** start RECORDS FOR THIS TASK **

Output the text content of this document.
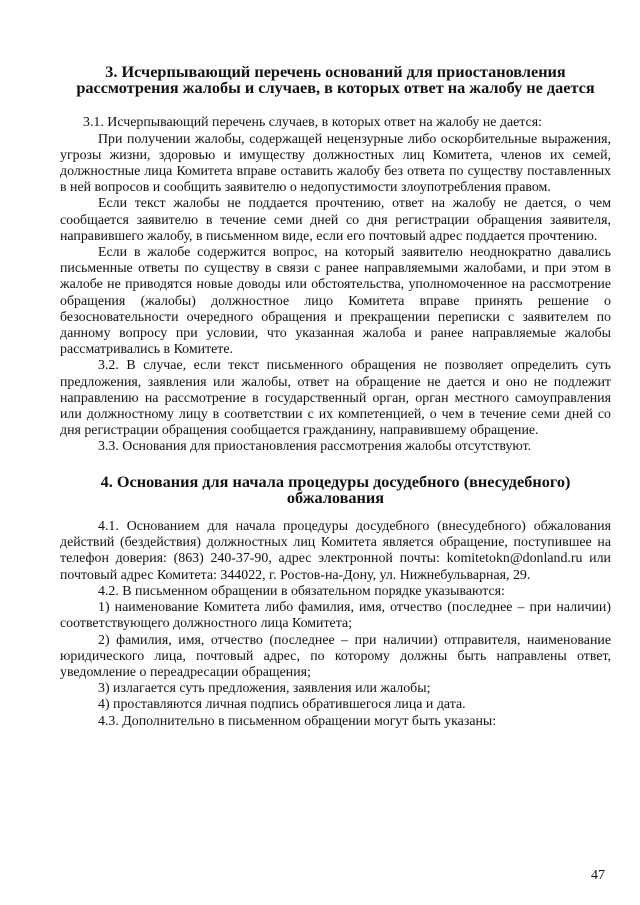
3. Исчерпывающий перечень оснований для приостановления рассмотрения жалобы и случаев, в которых ответ на жалобу не дается

3.1. Исчерпывающий перечень случаев, в которых ответ на жалобу не дается:

При получении жалобы, содержащей нецензурные либо оскорбительные выражения, угрозы жизни, здоровью и имуществу должностных лиц Комитета, членов их семей, должностные лица Комитета вправе оставить жалобу без ответа по существу поставленных в ней вопросов и сообщить заявителю о недопустимости злоупотребления правом.

Если текст жалобы не поддается прочтению, ответ на жалобу не дается, о чем сообщается заявителю в течение семи дней со дня регистрации обращения заявителя, направившего жалобу, в письменном виде, если его почтовый адрес поддается прочтению.

Если в жалобе содержится вопрос, на который заявителю неоднократно давались письменные ответы по существу в связи с ранее направляемыми жалобами, и при этом в жалобе не приводятся новые доводы или обстоятельства, уполномоченное на рассмотрение обращения (жалобы) должностное лицо Комитета вправе принять решение о безосновательности очередного обращения и прекращении переписки с заявителем по данному вопросу при условии, что указанная жалоба и ранее направляемые жалобы рассматривались в Комитете.

3.2. В случае, если текст письменного обращения не позволяет определить суть предложения, заявления или жалобы, ответ на обращение не дается и оно не подлежит направлению на рассмотрение в государственный орган, орган местного самоуправления или должностному лицу в соответствии с их компетенцией, о чем в течение семи дней со дня регистрации обращения сообщается гражданину, направившему обращение.

3.3. Основания для приостановления рассмотрения жалобы отсутствуют.

4. Основания для начала процедуры досудебного (внесудебного) обжалования

4.1. Основанием для начала процедуры досудебного (внесудебного) обжалования действий (бездействия) должностных лиц Комитета является обращение, поступившее на телефон доверия: (863) 240-37-90, адрес электронной почты: komitetokn@donland.ru или почтовый адрес Комитета: 344022, г. Ростов-на-Дону, ул. Нижнебульварная, 29.

4.2. В письменном обращении в обязательном порядке указываются:

1) наименование Комитета либо фамилия, имя, отчество (последнее – при наличии) соответствующего должностного лица Комитета;

2) фамилия, имя, отчество (последнее – при наличии) отправителя, наименование юридического лица, почтовый адрес, по которому должны быть направлены ответ, уведомление о переадресации обращения;

3) излагается суть предложения, заявления или жалобы;

4) проставляются личная подпись обратившегося лица и дата.

4.3. Дополнительно в письменном обращении могут быть указаны:

47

** end RECORDS FOR THIS TASK **

**REQUIRED WORK**
Every line of the data should be copied as it stands, without the images.

**THE COMPLETED TASK**
Output the text content of this document.
3. Исчерпывающий перечень оснований для приостановления рассмотрения жалобы и случаев, в которых ответ на жалобу не дается

3.1. Исчерпывающий перечень случаев, в которых ответ на жалобу не дается:

При получении жалобы, содержащей нецензурные либо оскорбительные выражения, угрозы жизни, здоровью и имуществу должностных лиц Комитета, членов их семей, должностные лица Комитета вправе оставить жалобу без ответа по существу поставленных в ней вопросов и сообщить заявителю о недопустимости злоупотребления правом.

Если текст жалобы не поддается прочтению, ответ на жалобу не дается, о чем сообщается заявителю в течение семи дней со дня регистрации обращения заявителя, направившего жалобу, в письменном виде, если его почтовый адрес поддается прочтению.

Если в жалобе содержится вопрос, на который заявителю неоднократно давались письменные ответы по существу в связи с ранее направляемыми жалобами, и при этом в жалобе не приводятся новые доводы или обстоятельства, уполномоченное на рассмотрение обращения (жалобы) должностное лицо Комитета вправе принять решение о безосновательности очередного обращения и прекращении переписки с заявителем по данному вопросу при условии, что указанная жалоба и ранее направляемые жалобы рассматривались в Комитете.

3.2. В случае, если текст письменного обращения не позволяет определить суть предложения, заявления или жалобы, ответ на обращение не дается и оно не подлежит направлению на рассмотрение в государственный орган, орган местного самоуправления или должностному лицу в соответствии с их компетенцией, о чем в течение семи дней со дня регистрации обращения сообщается гражданину, направившему обращение.

3.3. Основания для приостановления рассмотрения жалобы отсутствуют.

4. Основания для начала процедуры досудебного (внесудебного) обжалования

4.1. Основанием для начала процедуры досудебного (внесудебного) обжалования действий (бездействия) должностных лиц Комитета является обращение, поступившее на телефон доверия: (863) 240-37-90, адрес электронной почты: komitetokn@donland.ru или почтовый адрес Комитета: 344022, г. Ростов-на-Дону, ул. Нижнебульварная, 29.

4.2. В письменном обращении в обязательном порядке указываются:

1) наименование Комитета либо фамилия, имя, отчество (последнее – при наличии) соответствующего должностного лица Комитета;

2) фамилия, имя, отчество (последнее – при наличии) отправителя, наименование юридического лица, почтовый адрес, по которому должны быть направлены ответ, уведомление о переадресации обращения;

3) излагается суть предложения, заявления или жалобы;

4) проставляются личная подпись обратившегося лица и дата.

4.3. Дополнительно в письменном обращении могут быть указаны:

47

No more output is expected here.